** start of Data section **

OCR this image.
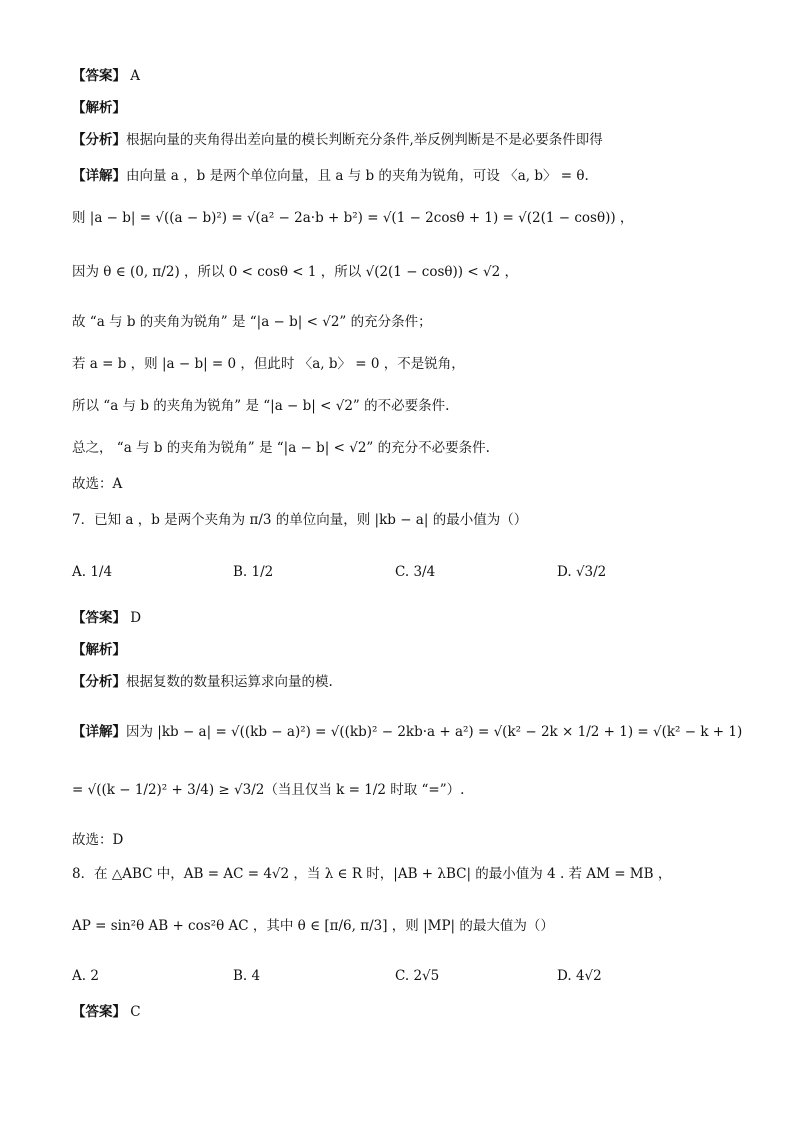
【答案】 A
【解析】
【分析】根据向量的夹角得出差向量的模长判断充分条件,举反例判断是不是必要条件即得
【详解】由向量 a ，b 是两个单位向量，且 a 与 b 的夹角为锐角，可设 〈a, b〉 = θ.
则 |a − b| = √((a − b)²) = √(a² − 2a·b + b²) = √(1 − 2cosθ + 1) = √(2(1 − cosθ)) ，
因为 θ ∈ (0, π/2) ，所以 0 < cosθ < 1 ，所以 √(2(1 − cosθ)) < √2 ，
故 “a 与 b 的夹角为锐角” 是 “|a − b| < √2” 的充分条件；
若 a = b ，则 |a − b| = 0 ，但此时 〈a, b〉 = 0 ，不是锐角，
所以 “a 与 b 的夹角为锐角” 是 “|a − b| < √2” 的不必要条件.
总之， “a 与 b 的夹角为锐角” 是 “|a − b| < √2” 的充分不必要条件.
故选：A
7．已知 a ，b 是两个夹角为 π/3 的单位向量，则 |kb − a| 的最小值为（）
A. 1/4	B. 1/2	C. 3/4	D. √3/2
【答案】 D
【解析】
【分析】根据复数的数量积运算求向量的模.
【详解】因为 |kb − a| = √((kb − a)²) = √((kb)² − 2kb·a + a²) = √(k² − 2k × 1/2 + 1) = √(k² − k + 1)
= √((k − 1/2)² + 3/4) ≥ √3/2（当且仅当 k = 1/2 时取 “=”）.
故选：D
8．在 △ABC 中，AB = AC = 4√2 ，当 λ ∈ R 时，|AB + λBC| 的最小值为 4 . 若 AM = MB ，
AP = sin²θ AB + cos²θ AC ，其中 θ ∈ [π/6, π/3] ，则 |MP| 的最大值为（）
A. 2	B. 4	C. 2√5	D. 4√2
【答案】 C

** end of Data section **
** start of Data section **

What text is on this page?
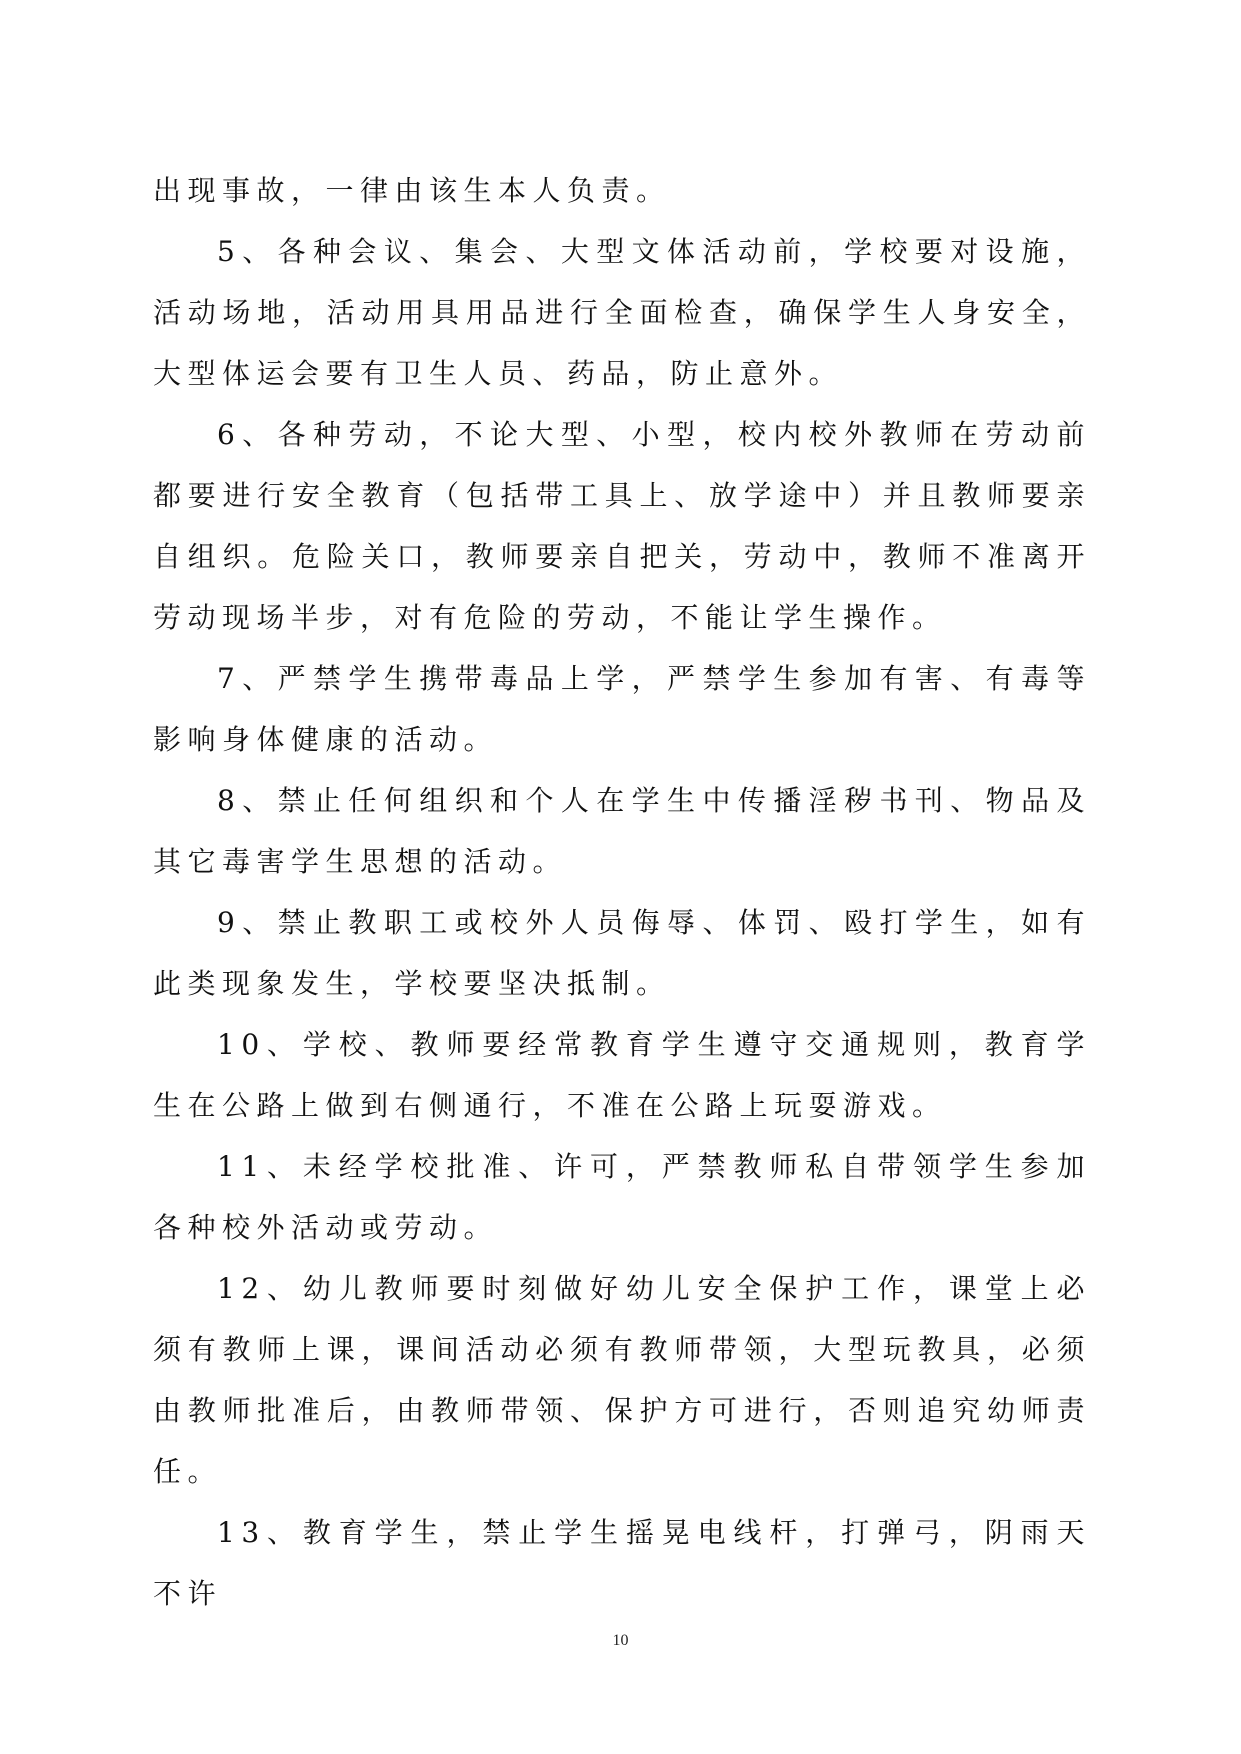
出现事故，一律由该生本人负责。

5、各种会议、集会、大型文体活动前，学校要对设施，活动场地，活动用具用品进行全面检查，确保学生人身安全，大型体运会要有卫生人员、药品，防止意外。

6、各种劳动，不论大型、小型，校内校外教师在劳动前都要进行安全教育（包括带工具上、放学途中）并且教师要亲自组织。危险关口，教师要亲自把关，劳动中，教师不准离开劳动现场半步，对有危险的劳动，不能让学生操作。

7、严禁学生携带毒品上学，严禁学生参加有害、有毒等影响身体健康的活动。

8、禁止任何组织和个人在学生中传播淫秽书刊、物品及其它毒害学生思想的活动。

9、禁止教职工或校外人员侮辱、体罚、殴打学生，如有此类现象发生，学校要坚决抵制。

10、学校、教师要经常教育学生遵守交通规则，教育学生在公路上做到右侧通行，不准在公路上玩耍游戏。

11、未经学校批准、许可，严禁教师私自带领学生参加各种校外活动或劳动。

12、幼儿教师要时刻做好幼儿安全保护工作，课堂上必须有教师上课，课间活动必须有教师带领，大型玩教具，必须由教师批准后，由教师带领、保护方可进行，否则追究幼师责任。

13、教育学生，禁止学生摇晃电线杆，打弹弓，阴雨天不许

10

** end of Data section **
** start of Data section **

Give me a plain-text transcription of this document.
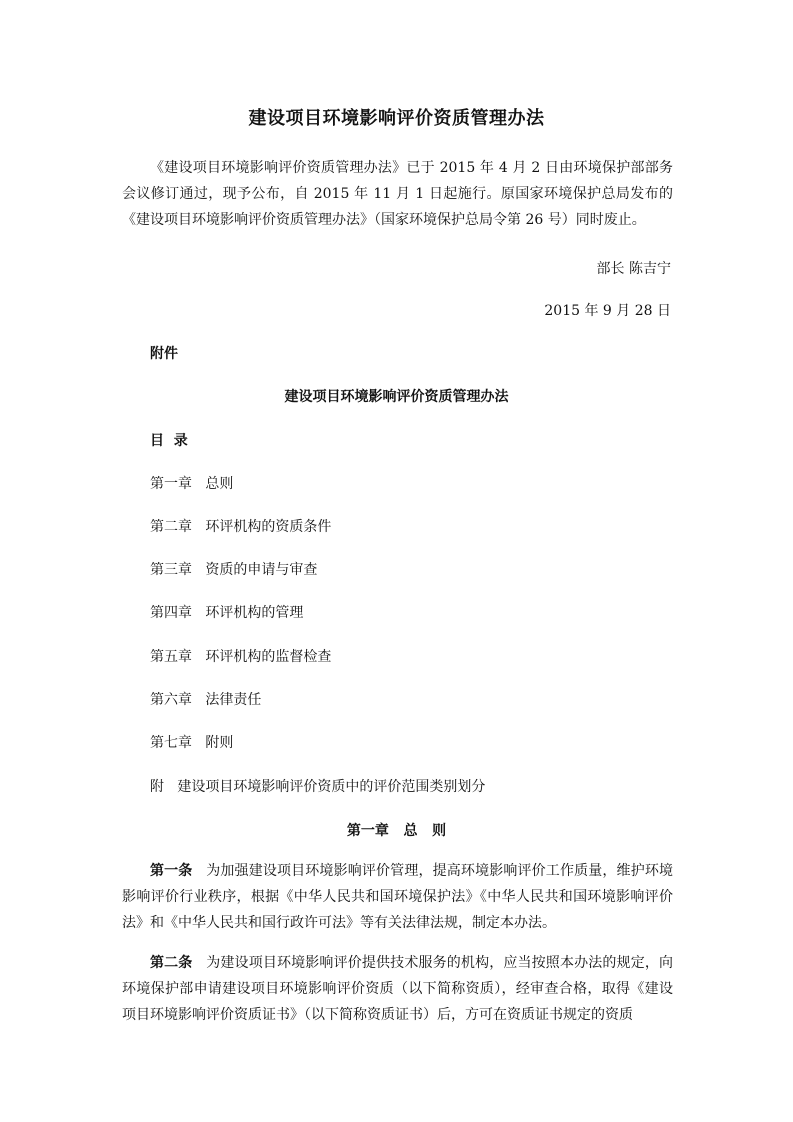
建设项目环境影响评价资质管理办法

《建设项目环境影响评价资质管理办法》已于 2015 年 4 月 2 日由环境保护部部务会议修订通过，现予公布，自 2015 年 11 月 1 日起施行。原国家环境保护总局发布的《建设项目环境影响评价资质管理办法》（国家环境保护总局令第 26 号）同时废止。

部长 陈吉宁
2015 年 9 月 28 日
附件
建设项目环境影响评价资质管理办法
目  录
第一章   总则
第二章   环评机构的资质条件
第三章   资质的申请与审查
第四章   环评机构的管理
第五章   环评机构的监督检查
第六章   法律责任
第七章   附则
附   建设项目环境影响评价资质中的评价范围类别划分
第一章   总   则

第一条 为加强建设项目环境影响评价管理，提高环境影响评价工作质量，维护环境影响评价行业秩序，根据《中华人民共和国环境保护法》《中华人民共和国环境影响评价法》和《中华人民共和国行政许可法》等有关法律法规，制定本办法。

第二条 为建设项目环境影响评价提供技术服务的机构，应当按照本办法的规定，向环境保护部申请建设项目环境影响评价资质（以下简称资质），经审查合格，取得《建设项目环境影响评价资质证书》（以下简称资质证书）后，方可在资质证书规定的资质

** end of Data section **

Search the material above for "的最小值为". Pull out each line where it shows up.

7．已知 a ，b 是两个夹角为 π/3 的单位向量，则 |kb − a| 的最小值为（）
8．在 △ABC 中，AB = AC = 4√2 ，当 λ ∈ R 时，|AB + λBC| 的最小值为 4 . 若 AM = MB ，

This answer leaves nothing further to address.